● **INPUT**

● ● ●

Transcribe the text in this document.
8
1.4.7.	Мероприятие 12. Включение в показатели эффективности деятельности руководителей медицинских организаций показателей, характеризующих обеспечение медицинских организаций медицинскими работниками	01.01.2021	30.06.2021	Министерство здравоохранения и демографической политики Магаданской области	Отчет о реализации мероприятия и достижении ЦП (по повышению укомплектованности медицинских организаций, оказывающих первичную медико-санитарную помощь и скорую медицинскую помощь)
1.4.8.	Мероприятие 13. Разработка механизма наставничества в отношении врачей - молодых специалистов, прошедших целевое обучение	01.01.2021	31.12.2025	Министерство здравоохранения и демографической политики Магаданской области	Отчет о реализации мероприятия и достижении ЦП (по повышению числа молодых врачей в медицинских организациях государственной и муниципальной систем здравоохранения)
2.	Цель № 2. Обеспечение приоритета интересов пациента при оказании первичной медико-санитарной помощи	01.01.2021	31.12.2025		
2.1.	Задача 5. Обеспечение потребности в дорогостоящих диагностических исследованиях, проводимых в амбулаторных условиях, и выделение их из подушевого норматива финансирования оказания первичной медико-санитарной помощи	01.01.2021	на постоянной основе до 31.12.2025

● ● ●

● **DIRECTIONS FOR THIS TASK**
Print every record exactly as it was given.

● **TASK ANSWER**
Transcribe the text in this document.
8
1.4.7.	Мероприятие 12. Включение в показатели эффективности деятельности руководителей медицинских организаций показателей, характеризующих обеспечение медицинских организаций медицинскими работниками	01.01.2021	30.06.2021	Министерство здравоохранения и демографической политики Магаданской области	Отчет о реализации мероприятия и достижении ЦП (по повышению укомплектованности медицинских организаций, оказывающих первичную медико-санитарную помощь и скорую медицинскую помощь)
1.4.8.	Мероприятие 13. Разработка механизма наставничества в отношении врачей - молодых специалистов, прошедших целевое обучение	01.01.2021	31.12.2025	Министерство здравоохранения и демографической политики Магаданской области	Отчет о реализации мероприятия и достижении ЦП (по повышению числа молодых врачей в медицинских организациях государственной и муниципальной систем здравоохранения)
2.	Цель № 2. Обеспечение приоритета интересов пациента при оказании первичной медико-санитарной помощи	01.01.2021	31.12.2025		
2.1.	Задача 5. Обеспечение потребности в дорогостоящих диагностических исследованиях, проводимых в амбулаторных условиях, и выделение их из подушевого норматива финансирования оказания первичной медико-санитарной помощи	01.01.2021	на постоянной основе до 31.12.2025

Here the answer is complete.